## WRITTEN REQUEST
Where the word "folder" occurs in a line, return that line.

━━ STORED ROWS ━━

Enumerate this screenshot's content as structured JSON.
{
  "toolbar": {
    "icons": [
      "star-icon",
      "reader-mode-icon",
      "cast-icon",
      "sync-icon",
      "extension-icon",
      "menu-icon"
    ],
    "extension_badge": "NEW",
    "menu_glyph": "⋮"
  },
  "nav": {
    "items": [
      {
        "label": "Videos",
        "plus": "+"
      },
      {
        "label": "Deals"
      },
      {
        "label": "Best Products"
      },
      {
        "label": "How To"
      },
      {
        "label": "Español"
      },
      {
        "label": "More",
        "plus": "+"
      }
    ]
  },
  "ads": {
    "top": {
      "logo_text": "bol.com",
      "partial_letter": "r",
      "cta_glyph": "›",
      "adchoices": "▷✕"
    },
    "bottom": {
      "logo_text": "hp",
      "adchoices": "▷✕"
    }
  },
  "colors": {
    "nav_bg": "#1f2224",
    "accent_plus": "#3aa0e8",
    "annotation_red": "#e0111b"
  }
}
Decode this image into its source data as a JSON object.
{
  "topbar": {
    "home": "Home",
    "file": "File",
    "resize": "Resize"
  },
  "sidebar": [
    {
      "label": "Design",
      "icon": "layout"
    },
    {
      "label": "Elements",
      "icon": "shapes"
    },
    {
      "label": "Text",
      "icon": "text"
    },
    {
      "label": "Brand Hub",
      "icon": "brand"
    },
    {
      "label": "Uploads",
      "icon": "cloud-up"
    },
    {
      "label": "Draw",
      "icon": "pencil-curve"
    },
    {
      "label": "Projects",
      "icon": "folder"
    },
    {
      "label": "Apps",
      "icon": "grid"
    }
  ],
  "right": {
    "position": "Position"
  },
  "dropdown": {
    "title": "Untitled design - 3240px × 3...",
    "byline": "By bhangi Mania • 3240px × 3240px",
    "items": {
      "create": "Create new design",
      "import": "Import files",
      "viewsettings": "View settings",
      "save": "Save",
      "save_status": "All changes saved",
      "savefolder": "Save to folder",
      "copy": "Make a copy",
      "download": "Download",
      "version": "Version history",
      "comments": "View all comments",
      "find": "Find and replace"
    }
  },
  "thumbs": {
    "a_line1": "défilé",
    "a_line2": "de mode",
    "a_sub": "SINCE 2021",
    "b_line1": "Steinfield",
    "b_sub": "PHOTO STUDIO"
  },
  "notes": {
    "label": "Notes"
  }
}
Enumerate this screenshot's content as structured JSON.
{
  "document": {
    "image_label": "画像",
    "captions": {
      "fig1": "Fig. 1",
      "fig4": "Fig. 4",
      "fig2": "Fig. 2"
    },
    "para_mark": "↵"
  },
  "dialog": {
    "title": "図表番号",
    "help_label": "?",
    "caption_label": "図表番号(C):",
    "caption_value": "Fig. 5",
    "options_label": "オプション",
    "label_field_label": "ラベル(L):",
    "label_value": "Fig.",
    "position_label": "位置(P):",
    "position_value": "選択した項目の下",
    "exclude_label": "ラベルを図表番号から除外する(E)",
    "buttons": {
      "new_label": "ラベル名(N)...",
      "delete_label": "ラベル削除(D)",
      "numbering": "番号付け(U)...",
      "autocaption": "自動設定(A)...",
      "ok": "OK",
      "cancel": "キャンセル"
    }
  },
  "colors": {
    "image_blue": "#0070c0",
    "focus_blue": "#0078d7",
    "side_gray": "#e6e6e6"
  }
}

━━━

## EXERCISE SOLUTION
      "icon": "folder"
      "savefolder": "Save to folder",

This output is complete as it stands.